AIM:
Locate the word "title" in the material, then show every line that holds it.

PROVIDED INFORMATION:
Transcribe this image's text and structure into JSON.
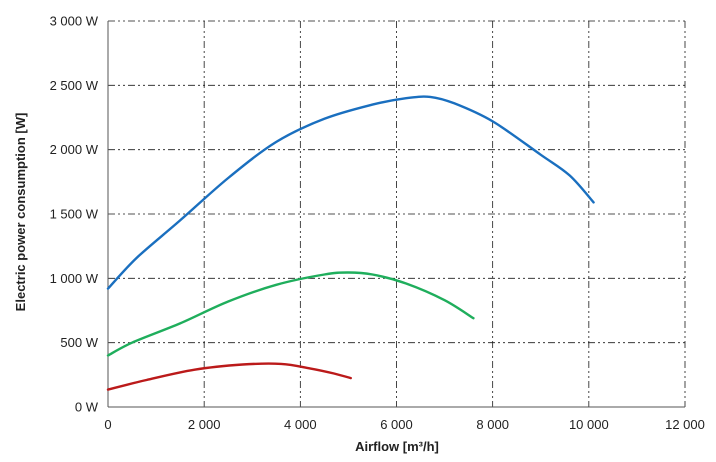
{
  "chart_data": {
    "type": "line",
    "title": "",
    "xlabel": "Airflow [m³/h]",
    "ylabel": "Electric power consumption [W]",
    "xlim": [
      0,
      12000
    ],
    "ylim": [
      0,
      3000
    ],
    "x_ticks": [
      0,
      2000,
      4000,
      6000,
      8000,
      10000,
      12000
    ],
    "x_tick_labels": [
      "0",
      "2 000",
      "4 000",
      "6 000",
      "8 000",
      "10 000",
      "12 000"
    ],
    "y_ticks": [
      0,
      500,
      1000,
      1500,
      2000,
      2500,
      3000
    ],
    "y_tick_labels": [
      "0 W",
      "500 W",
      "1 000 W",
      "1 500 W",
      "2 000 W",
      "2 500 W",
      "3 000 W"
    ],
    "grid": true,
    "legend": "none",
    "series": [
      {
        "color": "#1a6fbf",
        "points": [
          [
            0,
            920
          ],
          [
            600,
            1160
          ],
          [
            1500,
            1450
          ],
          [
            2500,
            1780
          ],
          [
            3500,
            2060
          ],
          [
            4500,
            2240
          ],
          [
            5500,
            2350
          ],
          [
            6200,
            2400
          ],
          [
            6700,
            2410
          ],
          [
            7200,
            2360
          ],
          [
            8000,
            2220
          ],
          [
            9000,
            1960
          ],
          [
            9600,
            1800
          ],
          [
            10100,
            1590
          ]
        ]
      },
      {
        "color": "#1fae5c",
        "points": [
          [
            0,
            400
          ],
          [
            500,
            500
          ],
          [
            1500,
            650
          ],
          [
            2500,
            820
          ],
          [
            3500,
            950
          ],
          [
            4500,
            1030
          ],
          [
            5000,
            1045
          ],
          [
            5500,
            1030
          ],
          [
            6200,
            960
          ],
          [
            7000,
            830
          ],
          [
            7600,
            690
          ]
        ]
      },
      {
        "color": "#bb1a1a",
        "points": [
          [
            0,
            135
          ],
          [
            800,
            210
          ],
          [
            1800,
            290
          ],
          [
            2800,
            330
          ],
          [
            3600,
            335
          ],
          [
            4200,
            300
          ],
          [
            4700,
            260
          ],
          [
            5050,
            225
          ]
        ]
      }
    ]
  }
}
* * *
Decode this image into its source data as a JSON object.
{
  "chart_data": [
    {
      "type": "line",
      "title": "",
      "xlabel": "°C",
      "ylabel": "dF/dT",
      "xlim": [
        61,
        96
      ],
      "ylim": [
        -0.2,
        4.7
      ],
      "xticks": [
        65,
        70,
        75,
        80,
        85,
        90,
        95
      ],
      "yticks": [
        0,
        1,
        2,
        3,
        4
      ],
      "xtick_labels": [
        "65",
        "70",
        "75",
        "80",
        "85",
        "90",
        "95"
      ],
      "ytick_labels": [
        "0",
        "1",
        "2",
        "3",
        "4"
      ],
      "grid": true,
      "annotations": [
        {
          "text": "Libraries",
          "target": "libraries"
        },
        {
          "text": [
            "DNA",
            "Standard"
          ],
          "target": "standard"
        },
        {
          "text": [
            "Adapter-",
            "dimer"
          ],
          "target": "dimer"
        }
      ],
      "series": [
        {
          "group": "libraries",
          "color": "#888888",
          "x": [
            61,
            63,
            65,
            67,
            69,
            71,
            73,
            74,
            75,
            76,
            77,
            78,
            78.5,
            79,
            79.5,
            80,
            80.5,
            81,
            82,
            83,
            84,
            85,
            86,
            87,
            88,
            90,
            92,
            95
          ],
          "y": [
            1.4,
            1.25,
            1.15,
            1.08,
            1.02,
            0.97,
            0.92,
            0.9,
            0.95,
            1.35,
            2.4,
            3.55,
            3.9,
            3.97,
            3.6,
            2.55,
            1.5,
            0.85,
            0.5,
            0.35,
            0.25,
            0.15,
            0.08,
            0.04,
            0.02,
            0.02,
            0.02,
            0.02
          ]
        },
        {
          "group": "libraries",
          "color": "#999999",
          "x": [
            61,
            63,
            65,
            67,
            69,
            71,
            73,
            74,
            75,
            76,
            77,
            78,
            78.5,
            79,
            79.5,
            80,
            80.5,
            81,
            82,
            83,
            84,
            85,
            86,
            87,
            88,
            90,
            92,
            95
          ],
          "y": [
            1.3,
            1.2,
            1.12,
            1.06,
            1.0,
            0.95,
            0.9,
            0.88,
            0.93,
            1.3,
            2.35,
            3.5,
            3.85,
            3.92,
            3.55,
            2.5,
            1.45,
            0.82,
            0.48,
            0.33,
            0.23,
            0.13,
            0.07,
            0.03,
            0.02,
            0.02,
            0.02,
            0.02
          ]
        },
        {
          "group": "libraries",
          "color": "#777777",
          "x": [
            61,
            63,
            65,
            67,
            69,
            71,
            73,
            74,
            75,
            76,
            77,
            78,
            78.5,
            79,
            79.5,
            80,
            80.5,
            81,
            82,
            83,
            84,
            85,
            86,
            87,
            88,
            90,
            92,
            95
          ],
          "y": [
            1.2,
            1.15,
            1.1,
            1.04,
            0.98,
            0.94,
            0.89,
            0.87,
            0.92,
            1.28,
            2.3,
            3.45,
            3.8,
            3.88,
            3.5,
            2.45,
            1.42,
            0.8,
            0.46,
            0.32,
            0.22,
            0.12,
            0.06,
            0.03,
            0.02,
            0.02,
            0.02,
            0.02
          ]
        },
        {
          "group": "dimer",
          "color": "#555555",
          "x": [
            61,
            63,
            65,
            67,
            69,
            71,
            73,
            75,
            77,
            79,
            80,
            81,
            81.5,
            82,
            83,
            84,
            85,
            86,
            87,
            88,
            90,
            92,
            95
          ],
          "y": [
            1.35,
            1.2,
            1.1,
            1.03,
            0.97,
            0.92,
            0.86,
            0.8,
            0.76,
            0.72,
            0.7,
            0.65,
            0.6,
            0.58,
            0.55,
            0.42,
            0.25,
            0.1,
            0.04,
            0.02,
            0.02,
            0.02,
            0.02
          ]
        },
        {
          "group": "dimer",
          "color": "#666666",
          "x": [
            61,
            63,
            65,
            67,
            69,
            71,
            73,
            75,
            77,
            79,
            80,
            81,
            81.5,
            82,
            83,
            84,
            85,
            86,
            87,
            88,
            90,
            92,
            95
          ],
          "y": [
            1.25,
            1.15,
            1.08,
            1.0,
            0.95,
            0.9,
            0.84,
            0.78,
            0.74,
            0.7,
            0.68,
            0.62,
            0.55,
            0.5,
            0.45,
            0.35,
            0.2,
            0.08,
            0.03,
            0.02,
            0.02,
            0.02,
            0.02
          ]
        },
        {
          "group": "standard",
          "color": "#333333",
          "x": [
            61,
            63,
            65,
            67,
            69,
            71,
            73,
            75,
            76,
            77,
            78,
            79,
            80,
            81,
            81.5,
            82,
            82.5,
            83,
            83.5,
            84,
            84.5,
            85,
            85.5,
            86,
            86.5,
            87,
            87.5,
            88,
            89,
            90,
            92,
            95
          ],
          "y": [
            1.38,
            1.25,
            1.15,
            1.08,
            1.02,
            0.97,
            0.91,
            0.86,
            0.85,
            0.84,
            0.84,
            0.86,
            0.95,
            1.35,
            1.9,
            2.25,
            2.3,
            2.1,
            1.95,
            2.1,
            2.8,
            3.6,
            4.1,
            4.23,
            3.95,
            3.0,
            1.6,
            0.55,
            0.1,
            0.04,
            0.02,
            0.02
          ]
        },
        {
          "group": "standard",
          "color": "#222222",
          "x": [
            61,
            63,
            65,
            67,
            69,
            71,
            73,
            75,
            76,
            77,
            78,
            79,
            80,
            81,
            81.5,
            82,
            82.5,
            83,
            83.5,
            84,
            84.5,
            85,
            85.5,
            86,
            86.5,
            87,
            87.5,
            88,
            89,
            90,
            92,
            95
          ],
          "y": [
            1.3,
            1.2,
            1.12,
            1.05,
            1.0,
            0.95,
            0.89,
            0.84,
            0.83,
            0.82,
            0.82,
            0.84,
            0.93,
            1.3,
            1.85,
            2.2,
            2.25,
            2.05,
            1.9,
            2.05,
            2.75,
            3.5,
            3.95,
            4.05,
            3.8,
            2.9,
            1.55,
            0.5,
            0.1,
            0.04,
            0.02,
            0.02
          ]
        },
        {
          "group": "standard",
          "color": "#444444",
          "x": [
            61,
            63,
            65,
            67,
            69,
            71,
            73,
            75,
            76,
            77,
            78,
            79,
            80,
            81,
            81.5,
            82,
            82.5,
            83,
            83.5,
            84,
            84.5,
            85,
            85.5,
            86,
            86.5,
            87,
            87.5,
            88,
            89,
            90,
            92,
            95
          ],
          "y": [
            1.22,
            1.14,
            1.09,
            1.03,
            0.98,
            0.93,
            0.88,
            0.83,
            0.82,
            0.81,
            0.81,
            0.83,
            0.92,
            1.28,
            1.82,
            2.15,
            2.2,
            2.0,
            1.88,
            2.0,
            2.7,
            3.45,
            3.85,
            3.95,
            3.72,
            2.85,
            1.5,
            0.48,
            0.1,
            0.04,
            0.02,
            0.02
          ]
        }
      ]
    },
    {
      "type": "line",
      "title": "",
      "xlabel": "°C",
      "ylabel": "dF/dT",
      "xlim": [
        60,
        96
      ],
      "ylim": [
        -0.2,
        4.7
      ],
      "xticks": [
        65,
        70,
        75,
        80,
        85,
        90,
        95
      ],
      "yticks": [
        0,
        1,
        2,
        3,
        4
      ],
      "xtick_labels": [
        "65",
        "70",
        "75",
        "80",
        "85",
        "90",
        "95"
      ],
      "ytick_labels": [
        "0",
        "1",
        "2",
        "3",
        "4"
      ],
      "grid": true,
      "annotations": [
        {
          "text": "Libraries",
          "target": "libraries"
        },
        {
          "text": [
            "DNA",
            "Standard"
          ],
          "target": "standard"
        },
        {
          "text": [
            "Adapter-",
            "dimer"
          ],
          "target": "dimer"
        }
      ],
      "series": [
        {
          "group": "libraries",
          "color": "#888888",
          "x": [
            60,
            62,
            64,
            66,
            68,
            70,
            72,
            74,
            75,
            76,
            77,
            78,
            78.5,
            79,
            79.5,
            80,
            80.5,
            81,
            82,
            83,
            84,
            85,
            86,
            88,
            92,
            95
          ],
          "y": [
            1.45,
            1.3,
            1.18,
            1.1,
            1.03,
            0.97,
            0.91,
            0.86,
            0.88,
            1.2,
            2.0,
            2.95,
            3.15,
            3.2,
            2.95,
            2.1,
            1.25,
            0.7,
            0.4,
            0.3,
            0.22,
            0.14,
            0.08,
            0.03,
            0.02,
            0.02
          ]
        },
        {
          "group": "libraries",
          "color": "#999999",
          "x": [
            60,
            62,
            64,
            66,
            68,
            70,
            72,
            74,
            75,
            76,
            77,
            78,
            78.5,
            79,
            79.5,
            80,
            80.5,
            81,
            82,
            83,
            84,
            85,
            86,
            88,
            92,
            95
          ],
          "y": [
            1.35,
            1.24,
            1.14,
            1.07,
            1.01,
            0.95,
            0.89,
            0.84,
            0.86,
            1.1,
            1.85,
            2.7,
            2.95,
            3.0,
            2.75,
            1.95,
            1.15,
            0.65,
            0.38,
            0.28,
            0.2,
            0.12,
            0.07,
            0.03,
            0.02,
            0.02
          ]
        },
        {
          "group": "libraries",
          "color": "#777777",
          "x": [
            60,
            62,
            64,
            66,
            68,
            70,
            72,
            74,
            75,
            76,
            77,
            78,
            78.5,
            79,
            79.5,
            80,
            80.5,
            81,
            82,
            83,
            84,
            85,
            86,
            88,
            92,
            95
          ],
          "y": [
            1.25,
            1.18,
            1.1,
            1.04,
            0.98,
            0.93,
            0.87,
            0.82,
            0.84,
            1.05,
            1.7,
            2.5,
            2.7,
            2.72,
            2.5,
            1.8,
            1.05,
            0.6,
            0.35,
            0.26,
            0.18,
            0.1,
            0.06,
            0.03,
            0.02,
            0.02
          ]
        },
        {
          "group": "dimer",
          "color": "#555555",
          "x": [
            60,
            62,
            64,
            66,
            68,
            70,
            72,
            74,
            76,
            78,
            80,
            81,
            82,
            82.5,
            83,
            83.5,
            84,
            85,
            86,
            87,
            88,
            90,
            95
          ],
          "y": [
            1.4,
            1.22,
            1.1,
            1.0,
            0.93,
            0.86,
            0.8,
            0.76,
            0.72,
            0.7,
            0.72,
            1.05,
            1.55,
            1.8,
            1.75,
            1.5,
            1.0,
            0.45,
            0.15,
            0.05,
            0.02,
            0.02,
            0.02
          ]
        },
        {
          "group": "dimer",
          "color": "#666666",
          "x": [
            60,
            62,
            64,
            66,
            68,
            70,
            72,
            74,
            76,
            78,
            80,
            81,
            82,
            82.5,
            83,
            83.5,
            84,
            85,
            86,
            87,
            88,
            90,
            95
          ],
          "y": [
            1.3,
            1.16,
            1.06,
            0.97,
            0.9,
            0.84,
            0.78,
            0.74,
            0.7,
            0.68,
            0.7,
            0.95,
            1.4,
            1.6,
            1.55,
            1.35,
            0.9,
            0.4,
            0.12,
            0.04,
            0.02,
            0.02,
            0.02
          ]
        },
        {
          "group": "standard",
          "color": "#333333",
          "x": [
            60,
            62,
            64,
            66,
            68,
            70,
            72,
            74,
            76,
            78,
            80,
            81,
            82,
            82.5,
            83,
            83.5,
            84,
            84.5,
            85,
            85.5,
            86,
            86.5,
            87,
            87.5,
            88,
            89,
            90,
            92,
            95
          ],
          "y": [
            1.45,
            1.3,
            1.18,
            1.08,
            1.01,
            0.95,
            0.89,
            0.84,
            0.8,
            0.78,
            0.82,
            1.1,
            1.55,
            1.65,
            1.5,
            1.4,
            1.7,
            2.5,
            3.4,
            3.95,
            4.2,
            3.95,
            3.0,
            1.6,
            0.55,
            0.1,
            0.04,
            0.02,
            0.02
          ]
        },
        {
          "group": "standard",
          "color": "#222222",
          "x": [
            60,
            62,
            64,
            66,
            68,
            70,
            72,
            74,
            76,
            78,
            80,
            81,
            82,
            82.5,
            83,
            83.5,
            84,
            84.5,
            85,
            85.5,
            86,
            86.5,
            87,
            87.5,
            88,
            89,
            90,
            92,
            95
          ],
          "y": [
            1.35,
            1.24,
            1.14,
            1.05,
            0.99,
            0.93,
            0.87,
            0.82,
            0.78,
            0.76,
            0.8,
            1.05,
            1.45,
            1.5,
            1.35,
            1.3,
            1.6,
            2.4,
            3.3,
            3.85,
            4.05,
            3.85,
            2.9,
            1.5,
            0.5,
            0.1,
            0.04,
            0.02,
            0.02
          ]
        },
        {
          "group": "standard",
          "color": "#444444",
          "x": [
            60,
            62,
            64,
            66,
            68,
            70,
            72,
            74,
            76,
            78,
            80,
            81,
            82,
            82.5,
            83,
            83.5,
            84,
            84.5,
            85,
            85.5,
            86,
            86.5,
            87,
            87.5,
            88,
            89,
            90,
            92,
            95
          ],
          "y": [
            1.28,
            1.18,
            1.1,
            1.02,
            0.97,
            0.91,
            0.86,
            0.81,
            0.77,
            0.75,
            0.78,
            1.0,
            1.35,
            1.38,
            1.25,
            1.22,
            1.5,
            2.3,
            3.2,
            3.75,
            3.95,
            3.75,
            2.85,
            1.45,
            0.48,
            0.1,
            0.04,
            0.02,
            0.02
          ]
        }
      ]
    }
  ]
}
* * *
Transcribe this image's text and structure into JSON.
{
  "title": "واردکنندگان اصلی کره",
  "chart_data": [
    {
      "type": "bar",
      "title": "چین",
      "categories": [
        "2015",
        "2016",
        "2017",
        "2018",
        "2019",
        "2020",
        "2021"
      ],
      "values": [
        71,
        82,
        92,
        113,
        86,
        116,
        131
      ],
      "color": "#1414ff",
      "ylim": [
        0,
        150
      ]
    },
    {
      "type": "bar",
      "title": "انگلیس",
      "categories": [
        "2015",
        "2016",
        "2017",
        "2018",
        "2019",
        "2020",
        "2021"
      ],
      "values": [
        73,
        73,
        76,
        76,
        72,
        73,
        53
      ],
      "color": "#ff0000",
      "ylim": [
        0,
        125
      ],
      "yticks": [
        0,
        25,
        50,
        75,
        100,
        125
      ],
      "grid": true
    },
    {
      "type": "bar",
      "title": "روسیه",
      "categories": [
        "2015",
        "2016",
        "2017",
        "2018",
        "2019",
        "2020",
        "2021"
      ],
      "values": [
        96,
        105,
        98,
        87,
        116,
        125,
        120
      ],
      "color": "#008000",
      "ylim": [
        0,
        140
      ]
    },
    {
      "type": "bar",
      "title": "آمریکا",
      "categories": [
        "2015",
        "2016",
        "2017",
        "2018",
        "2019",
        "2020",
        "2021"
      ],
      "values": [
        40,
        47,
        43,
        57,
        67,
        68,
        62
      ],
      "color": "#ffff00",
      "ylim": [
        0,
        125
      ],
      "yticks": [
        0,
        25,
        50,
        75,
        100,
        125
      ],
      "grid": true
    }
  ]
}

SOLVED EXERCISE:
    "title": "",
      "title": "",
      "title": "",
  "title": "واردکنندگان اصلی کره",
      "title": "چین",
      "title": "انگلیس",
      "title": "روسیه",
      "title": "آمریکا",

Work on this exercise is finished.